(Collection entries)

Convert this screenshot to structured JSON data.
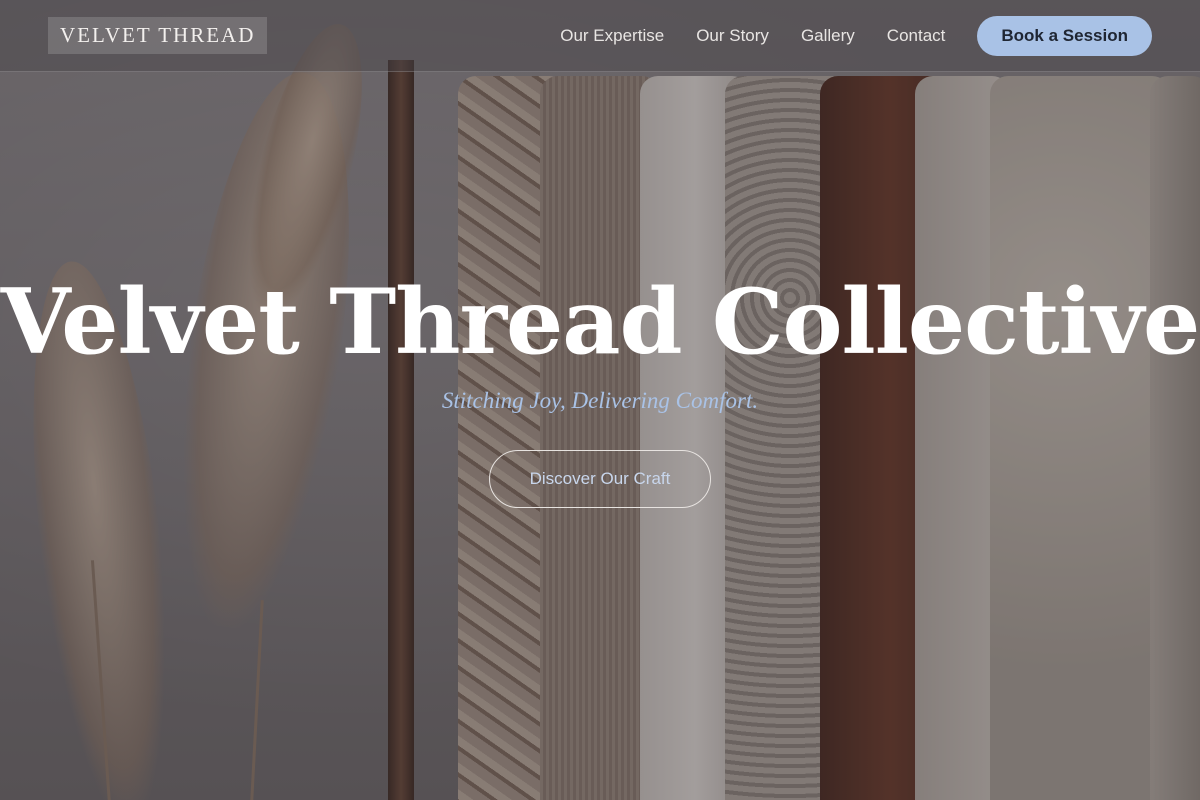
{
  "header": {
    "logo": "VELVET THREAD",
    "nav": [
      "Our Expertise",
      "Our Story",
      "Gallery",
      "Contact"
    ],
    "cta": "Book a Session"
  },
  "hero": {
    "title": "Velvet Thread Collective",
    "tagline": "Stitching Joy, Delivering Comfort.",
    "button": "Discover Our Craft"
  },
  "colors": {
    "accent": "#a9c2e6",
    "cta_text": "#1f2633",
    "title": "#ffffff"
  }
}
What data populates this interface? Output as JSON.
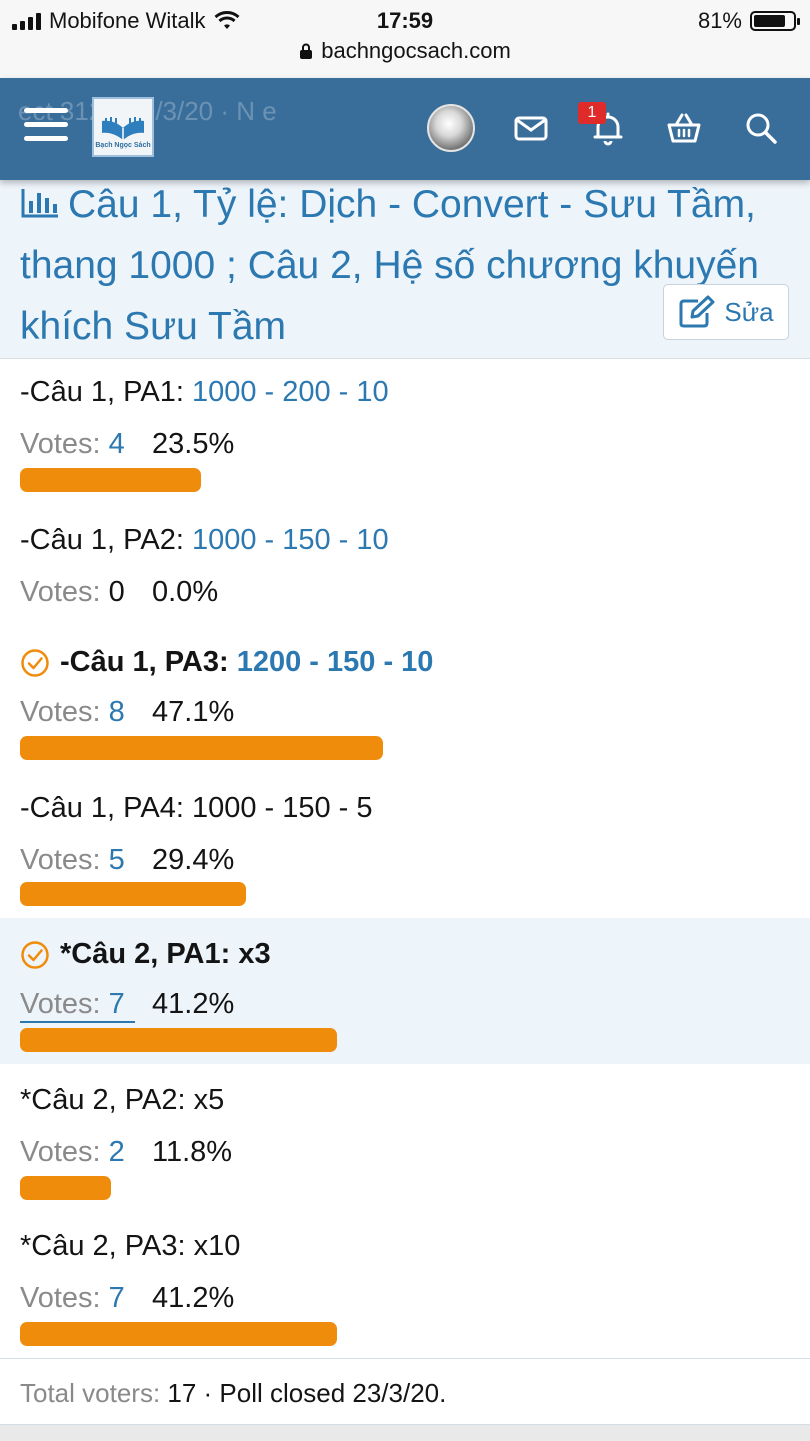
{
  "status_bar": {
    "carrier": "Mobifone Witalk",
    "time": "17:59",
    "battery": "81%",
    "battery_level": 0.81,
    "url": "bachngocsach.com"
  },
  "header": {
    "ghost_meta": "ect 312 · 19/3/20 · N e",
    "logo_text": "Bạch Ngọc Sách",
    "notification_count": "1",
    "icons": [
      "menu-icon",
      "avatar",
      "mail-icon",
      "bell-icon",
      "basket-icon",
      "search-icon"
    ]
  },
  "poll": {
    "title": "Câu 1, Tỷ lệ: Dịch - Convert - Sưu Tầm, thang 1000 ; Câu 2, Hệ số chương khuyến khích Sưu Tầm",
    "edit_label": "Sửa",
    "options": [
      {
        "prefix": "-Câu 1, PA1: ",
        "value": "1000 - 200 - 10",
        "votes_label": "Votes: ",
        "votes": "4",
        "percent": "23.5%",
        "fraction": 0.235,
        "chosen": false
      },
      {
        "prefix": "-Câu 1, PA2: ",
        "value": "1000 - 150 - 10",
        "votes_label": "Votes: ",
        "votes": "0",
        "percent": "0.0%",
        "fraction": 0.0,
        "chosen": false
      },
      {
        "prefix": "-Câu 1, PA3: ",
        "value": "1200 - 150 - 10",
        "votes_label": "Votes: ",
        "votes": "8",
        "percent": "47.1%",
        "fraction": 0.471,
        "chosen": true
      },
      {
        "prefix": "-Câu 1, PA4: ",
        "value": "1000 - 150 - 5",
        "votes_label": "Votes: ",
        "votes": "5",
        "percent": "29.4%",
        "fraction": 0.294,
        "chosen": false
      },
      {
        "prefix": "*Câu 2, PA1: ",
        "value": "x3",
        "votes_label": "Votes: ",
        "votes": "7",
        "percent": "41.2%",
        "fraction": 0.412,
        "chosen": true
      },
      {
        "prefix": "*Câu 2, PA2: ",
        "value": "x5",
        "votes_label": "Votes: ",
        "votes": "2",
        "percent": "11.8%",
        "fraction": 0.118,
        "chosen": false
      },
      {
        "prefix": "*Câu 2, PA3: ",
        "value": "x10",
        "votes_label": "Votes: ",
        "votes": "7",
        "percent": "41.2%",
        "fraction": 0.412,
        "chosen": false
      }
    ],
    "footer": {
      "total_label": "Total voters: ",
      "total": "17",
      "closed": " · Poll closed 23/3/20."
    }
  },
  "colors": {
    "header": "#3a6e9a",
    "link": "#2c78b0",
    "bar": "#f08c0c",
    "highlight": "#edf4fa",
    "badge": "#e02b2b"
  }
}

● **TASK TO CARRY OUT**
Where a line in the material contains "data", copy that line.

● **TASK OUTPUT**
Convert this screenshot to structured JSON data.
What data populates this interface? Output as JSON.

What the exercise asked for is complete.